## [SHORT PROBLEM]
All entries must be repeated exactly; do not include the pictures.

Stored data:
==================================================

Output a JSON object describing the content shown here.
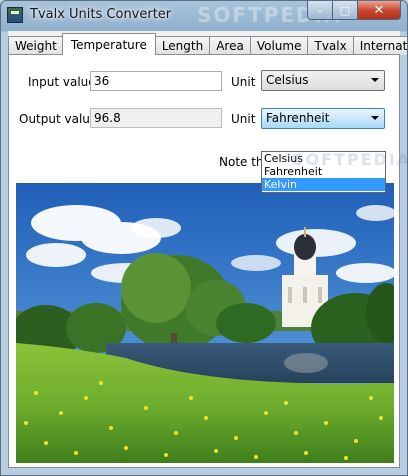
{
  "window": {
    "title": "Tvalx Units Converter",
    "icon": "app-icon",
    "controls": {
      "minimize_glyph": "–",
      "maximize_glyph": "□",
      "close_glyph": "✕"
    }
  },
  "tabs": [
    {
      "label": "Weight"
    },
    {
      "label": "Temperature",
      "active": true
    },
    {
      "label": "Length"
    },
    {
      "label": "Area"
    },
    {
      "label": "Volume"
    },
    {
      "label": "Tvalx"
    },
    {
      "label": "International"
    }
  ],
  "form": {
    "input_label": "Input value",
    "input_value": "36",
    "input_unit_label": "Unit",
    "input_unit": "Celsius",
    "output_label": "Output value",
    "output_value": "96.8",
    "output_unit_label": "Unit",
    "output_unit": "Fahrenheit",
    "note": "Note tha"
  },
  "dropdown": {
    "options": [
      "Celsius",
      "Fahrenheit",
      "Kelvin"
    ],
    "highlighted": "Kelvin"
  },
  "watermark": {
    "title_text": "SOFTPEDIA",
    "dropdown_text": "SOFTPEDIA"
  },
  "colors": {
    "highlight": "#3399ff",
    "close_button": "#c7452d",
    "sky": "#2f6fc4",
    "grass": "#6fae2e",
    "flowers": "#f2e12a"
  }
}
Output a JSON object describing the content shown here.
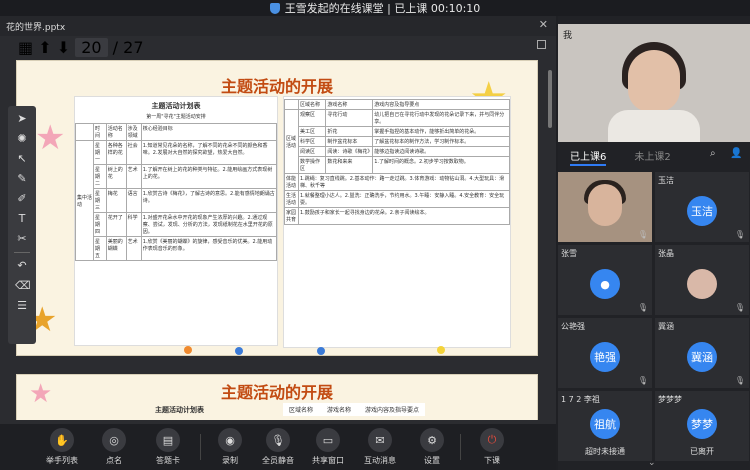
{
  "window": {
    "title": "王雪发起的在线课堂 | 已上课 00:10:10"
  },
  "viewer": {
    "filename": "花的世界.pptx",
    "page_current": "20",
    "page_total": "/ 27"
  },
  "slides": [
    {
      "title": "主题活动的开展",
      "plan_title": "主题活动计划表",
      "plan_subtitle": "第一周\"寻花\"主题活动安排",
      "plan_headers": [
        "时间",
        "活动名称",
        "涉及领域",
        "核心经验目标"
      ],
      "plan_section": "集中活动",
      "plan_rows": [
        [
          "星期一",
          "各种各样的花",
          "社会",
          "1.知道常见花朵的名称，了解不同的花朵不同的颜色和香味。2.发展对大自然的探究欲望，热爱大自然。"
        ],
        [
          "星期二",
          "树上的花",
          "艺术",
          "1.了解开在树上的花的种类与特征。2.能用绘画方式表现树上的花。"
        ],
        [
          "星期三",
          "梅花",
          "语言",
          "1.欣赏古诗《梅花》，了解古诗的意思。2.能有感情地朗诵古诗。"
        ],
        [
          "星期四",
          "花开了",
          "科学",
          "1.对盛开花朵水中开花的现象产生浓厚的兴趣。2.通过观察、尝试，发现、分析的方法，发现纸制花在水里开花的原因。"
        ],
        [
          "星期五",
          "美丽的蝴蝶",
          "艺术",
          "1.欣赏《美丽的蝴蝶》的旋律，感受音乐的优美。2.能用动作表现音乐的形象。"
        ]
      ],
      "area_headers": [
        "区域名称",
        "游戏名称",
        "游戏内容及指导要点"
      ],
      "area_section": "区域活动",
      "area_rows": [
        [
          "观察区",
          "寻花行动",
          "幼儿把自己在寻花行动中发现的花朵记录下来，并与同伴分享。"
        ],
        [
          "美工区",
          "折花",
          "掌握手指捏的基本动作，能够折出简单的花朵。"
        ],
        [
          "科学区",
          "制作盆花标本",
          "了解盆花标本的制作方法，学习制作标本。"
        ],
        [
          "阅读区",
          "阅读：诗歌《梅花》",
          "能够边指读边阅读诗歌。"
        ],
        [
          "数学操作区",
          "数花和来来",
          "1.了解时间的概念。2.初步学习按数取物。"
        ]
      ],
      "other_rows": [
        [
          "体能活动",
          "1.跳绳：复习直线跳。2.基本动作：路一走过跳。3.体育游戏：动物钻山洞。4.大型玩具：滑梯、秋千等"
        ],
        [
          "生活活动",
          "1.就餐整理小达人。2.盥洗：正确洗手，节约用水。3.午睡：安静入睡。4.安全教育：安全玩耍。"
        ],
        [
          "家园共育",
          "1.鼓励孩子和家长一起寻找身边的花朵。2.亲子阅读绘本。"
        ]
      ]
    },
    {
      "title": "主题活动的开展",
      "plan_title": "主题活动计划表",
      "area_headers": [
        "区域名称",
        "游戏名称",
        "游戏内容及指导要点"
      ]
    }
  ],
  "toolbox": {
    "tools": [
      "cursor-icon",
      "laser-icon",
      "select-icon",
      "pen-icon",
      "highlighter-icon",
      "text-icon",
      "cut-icon",
      "undo-icon",
      "eraser-icon",
      "stack-icon"
    ]
  },
  "bottombar": {
    "items": [
      {
        "label": "举手列表",
        "icon": "hand-icon"
      },
      {
        "label": "点名",
        "icon": "rollcall-icon"
      },
      {
        "label": "答题卡",
        "icon": "answer-card-icon"
      },
      {
        "label": "录制",
        "icon": "record-icon"
      },
      {
        "label": "全员静音",
        "icon": "mute-all-icon"
      },
      {
        "label": "共享窗口",
        "icon": "share-window-icon"
      },
      {
        "label": "互动消息",
        "icon": "message-icon"
      },
      {
        "label": "设置",
        "icon": "settings-icon"
      },
      {
        "label": "下课",
        "icon": "end-class-icon"
      }
    ]
  },
  "teacher": {
    "label": "我"
  },
  "participants": {
    "tab_on": "已上课6",
    "tab_off": "未上课2",
    "list": [
      {
        "name": "",
        "avatar": "",
        "kind": "video"
      },
      {
        "name": "玉洁",
        "avatar": "玉洁",
        "kind": "avatar"
      },
      {
        "name": "张雪",
        "avatar": "",
        "kind": "person"
      },
      {
        "name": "张晶",
        "avatar": "",
        "kind": "photo"
      },
      {
        "name": "公艳强",
        "avatar": "艳强",
        "kind": "avatar"
      },
      {
        "name": "冀涵",
        "avatar": "冀涵",
        "kind": "avatar"
      },
      {
        "name": "1 7 2 李祖",
        "avatar": "祖航",
        "kind": "avatar",
        "status": "超时未接通"
      },
      {
        "name": "梦梦梦",
        "avatar": "梦梦",
        "kind": "avatar",
        "status": "已离开"
      }
    ]
  },
  "colors": {
    "accent": "#2f7bf5",
    "avatar": "#3686f0",
    "slide_title": "#c24b12",
    "end_button": "#e84b3c"
  }
}
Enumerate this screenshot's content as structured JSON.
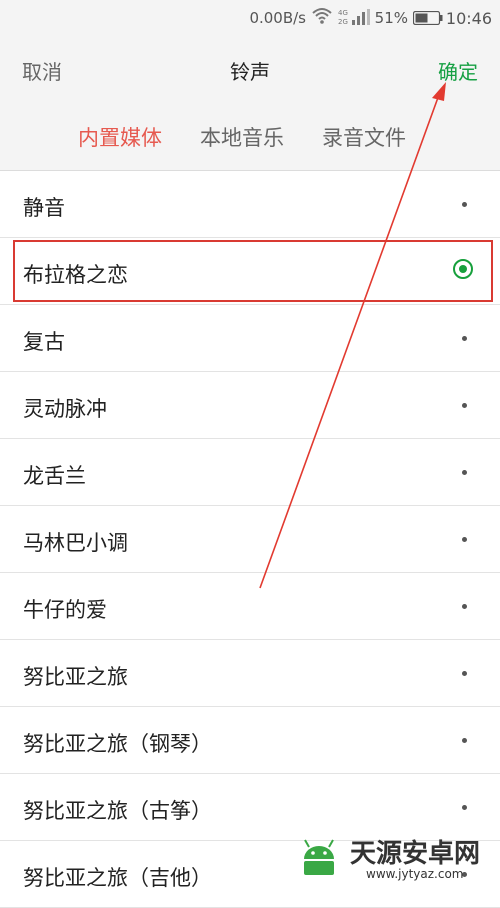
{
  "status_bar": {
    "net_speed": "0.00B/s",
    "signal_labels": [
      "4G",
      "2G"
    ],
    "battery_percent": "51%",
    "time": "10:46"
  },
  "header": {
    "cancel_label": "取消",
    "title": "铃声",
    "confirm_label": "确定",
    "tabs": [
      {
        "label": "内置媒体",
        "active": true
      },
      {
        "label": "本地音乐",
        "active": false
      },
      {
        "label": "录音文件",
        "active": false
      }
    ]
  },
  "ringtones": [
    {
      "name": "静音",
      "selected": false
    },
    {
      "name": "布拉格之恋",
      "selected": true
    },
    {
      "name": "复古",
      "selected": false
    },
    {
      "name": "灵动脉冲",
      "selected": false
    },
    {
      "name": "龙舌兰",
      "selected": false
    },
    {
      "name": "马林巴小调",
      "selected": false
    },
    {
      "name": "牛仔的爱",
      "selected": false
    },
    {
      "name": "努比亚之旅",
      "selected": false
    },
    {
      "name": "努比亚之旅（钢琴）",
      "selected": false
    },
    {
      "name": "努比亚之旅（古筝）",
      "selected": false
    },
    {
      "name": "努比亚之旅（吉他）",
      "selected": false
    }
  ],
  "colors": {
    "accent_green": "#16a043",
    "active_tab": "#e65a50",
    "highlight_red": "#d93a32"
  },
  "watermark": {
    "title": "天源安卓网",
    "url": "www.jytyaz.com"
  }
}
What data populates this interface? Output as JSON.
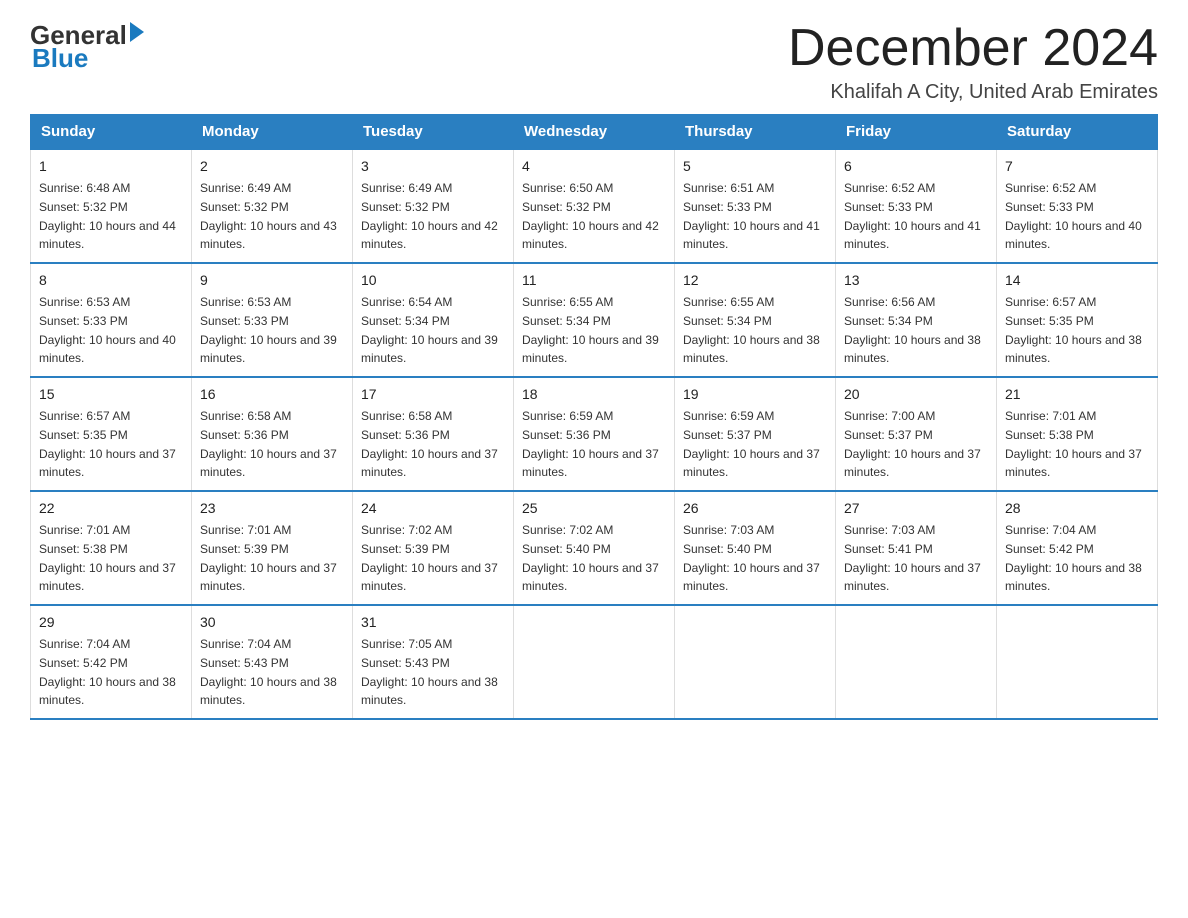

==================================================

## [EXERCISE ANSWER]
Output a JSON object describing the content shown here.
{
  "window": {
    "title": "Tvalx Units Converter",
    "icon": "app-icon",
    "controls": {
      "minimize_glyph": "–",
      "maximize_glyph": "□",
      "close_glyph": "✕"
    }
  },
  "tabs": [
    {
      "label": "Weight"
    },
    {
      "label": "Temperature",
      "active": true
    },
    {
      "label": "Length"
    },
    {
      "label": "Area"
    },
    {
      "label": "Volume"
    },
    {
      "label": "Tvalx"
    },
    {
      "label": "International"
    }
  ],
  "form": {
    "input_label": "Input value",
    "input_value": "36",
    "input_unit_label": "Unit",
    "input_unit": "Celsius",
    "output_label": "Output value",
    "output_value": "96.8",
    "output_unit_label": "Unit",
    "output_unit": "Fahrenheit",
    "note": "Note tha"
  },
  "dropdown": {
    "options": [
      "Celsius",
      "Fahrenheit",
      "Kelvin"
    ],
    "highlighted": "Kelvin"
  },
  "watermark": {
    "title_text": "SOFTPEDIA",
    "dropdown_text": "SOFTPEDIA"
  },
  "colors": {
    "highlight": "#3399ff",
    "close_button": "#c7452d",
    "sky": "#2f6fc4",
    "grass": "#6fae2e",
    "flowers": "#f2e12a"
  }
}
Output a JSON object describing the content shown here.
{
  "window": {
    "title": "王雪发起的在线课堂 | 已上课 00:10:10"
  },
  "viewer": {
    "filename": "花的世界.pptx",
    "page_current": "20",
    "page_total": "/ 27"
  },
  "slides": [
    {
      "title": "主题活动的开展",
      "plan_title": "主题活动计划表",
      "plan_subtitle": "第一周\"寻花\"主题活动安排",
      "plan_headers": [
        "时间",
        "活动名称",
        "涉及领域",
        "核心经验目标"
      ],
      "plan_section": "集中活动",
      "plan_rows": [
        [
          "星期一",
          "各种各样的花",
          "社会",
          "1.知道常见花朵的名称，了解不同的花朵不同的颜色和香味。2.发展对大自然的探究欲望，热爱大自然。"
        ],
        [
          "星期二",
          "树上的花",
          "艺术",
          "1.了解开在树上的花的种类与特征。2.能用绘画方式表现树上的花。"
        ],
        [
          "星期三",
          "梅花",
          "语言",
          "1.欣赏古诗《梅花》，了解古诗的意思。2.能有感情地朗诵古诗。"
        ],
        [
          "星期四",
          "花开了",
          "科学",
          "1.对盛开花朵水中开花的现象产生浓厚的兴趣。2.通过观察、尝试，发现、分析的方法，发现纸制花在水里开花的原因。"
        ],
        [
          "星期五",
          "美丽的蝴蝶",
          "艺术",
          "1.欣赏《美丽的蝴蝶》的旋律，感受音乐的优美。2.能用动作表现音乐的形象。"
        ]
      ],
      "area_headers": [
        "区域名称",
        "游戏名称",
        "游戏内容及指导要点"
      ],
      "area_section": "区域活动",
      "area_rows": [
        [
          "观察区",
          "寻花行动",
          "幼儿把自己在寻花行动中发现的花朵记录下来，并与同伴分享。"
        ],
        [
          "美工区",
          "折花",
          "掌握手指捏的基本动作，能够折出简单的花朵。"
        ],
        [
          "科学区",
          "制作盆花标本",
          "了解盆花标本的制作方法，学习制作标本。"
        ],
        [
          "阅读区",
          "阅读：诗歌《梅花》",
          "能够边指读边阅读诗歌。"
        ],
        [
          "数学操作区",
          "数花和来来",
          "1.了解时间的概念。2.初步学习按数取物。"
        ]
      ],
      "other_rows": [
        [
          "体能活动",
          "1.跳绳：复习直线跳。2.基本动作：路一走过跳。3.体育游戏：动物钻山洞。4.大型玩具：滑梯、秋千等"
        ],
        [
          "生活活动",
          "1.就餐整理小达人。2.盥洗：正确洗手，节约用水。3.午睡：安静入睡。4.安全教育：安全玩耍。"
        ],
        [
          "家园共育",
          "1.鼓励孩子和家长一起寻找身边的花朵。2.亲子阅读绘本。"
        ]
      ]
    },
    {
      "title": "主题活动的开展",
      "plan_title": "主题活动计划表",
      "area_headers": [
        "区域名称",
        "游戏名称",
        "游戏内容及指导要点"
      ]
    }
  ],
  "toolbox": {
    "tools": [
      "cursor-icon",
      "laser-icon",
      "select-icon",
      "pen-icon",
      "highlighter-icon",
      "text-icon",
      "cut-icon",
      "undo-icon",
      "eraser-icon",
      "stack-icon"
    ]
  },
  "bottombar": {
    "items": [
      {
        "label": "举手列表",
        "icon": "hand-icon"
      },
      {
        "label": "点名",
        "icon": "rollcall-icon"
      },
      {
        "label": "答题卡",
        "icon": "answer-card-icon"
      },
      {
        "label": "录制",
        "icon": "record-icon"
      },
      {
        "label": "全员静音",
        "icon": "mute-all-icon"
      },
      {
        "label": "共享窗口",
        "icon": "share-window-icon"
      },
      {
        "label": "互动消息",
        "icon": "message-icon"
      },
      {
        "label": "设置",
        "icon": "settings-icon"
      },
      {
        "label": "下课",
        "icon": "end-class-icon"
      }
    ]
  },
  "teacher": {
    "label": "我"
  },
  "participants": {
    "tab_on": "已上课6",
    "tab_off": "未上课2",
    "list": [
      {
        "name": "",
        "avatar": "",
        "kind": "video"
      },
      {
        "name": "玉洁",
        "avatar": "玉洁",
        "kind": "avatar"
      },
      {
        "name": "张雪",
        "avatar": "",
        "kind": "person"
      },
      {
        "name": "张晶",
        "avatar": "",
        "kind": "photo"
      },
      {
        "name": "公艳强",
        "avatar": "艳强",
        "kind": "avatar"
      },
      {
        "name": "冀涵",
        "avatar": "冀涵",
        "kind": "avatar"
      },
      {
        "name": "1 7 2 李祖",
        "avatar": "祖航",
        "kind": "avatar",
        "status": "超时未接通"
      },
      {
        "name": "梦梦梦",
        "avatar": "梦梦",
        "kind": "avatar",
        "status": "已离开"
      }
    ]
  },
  "colors": {
    "accent": "#2f7bf5",
    "avatar": "#3686f0",
    "slide_title": "#c24b12",
    "end_button": "#e84b3c"
  }
}
Enumerate this screenshot's content as structured JSON.
{
  "status_bar": {
    "net_speed": "0.00B/s",
    "signal_labels": [
      "4G",
      "2G"
    ],
    "battery_percent": "51%",
    "time": "10:46"
  },
  "header": {
    "cancel_label": "取消",
    "title": "铃声",
    "confirm_label": "确定",
    "tabs": [
      {
        "label": "内置媒体",
        "active": true
      },
      {
        "label": "本地音乐",
        "active": false
      },
      {
        "label": "录音文件",
        "active": false
      }
    ]
  },
  "ringtones": [
    {
      "name": "静音",
      "selected": false
    },
    {
      "name": "布拉格之恋",
      "selected": true
    },
    {
      "name": "复古",
      "selected": false
    },
    {
      "name": "灵动脉冲",
      "selected": false
    },
    {
      "name": "龙舌兰",
      "selected": false
    },
    {
      "name": "马林巴小调",
      "selected": false
    },
    {
      "name": "牛仔的爱",
      "selected": false
    },
    {
      "name": "努比亚之旅",
      "selected": false
    },
    {
      "name": "努比亚之旅（钢琴）",
      "selected": false
    },
    {
      "name": "努比亚之旅（古筝）",
      "selected": false
    },
    {
      "name": "努比亚之旅（吉他）",
      "selected": false
    }
  ],
  "colors": {
    "accent_green": "#16a043",
    "active_tab": "#e65a50",
    "highlight_red": "#d93a32"
  },
  "watermark": {
    "title": "天源安卓网",
    "url": "www.jytyaz.com"
  }
}
What data populates this interface? Output as JSON.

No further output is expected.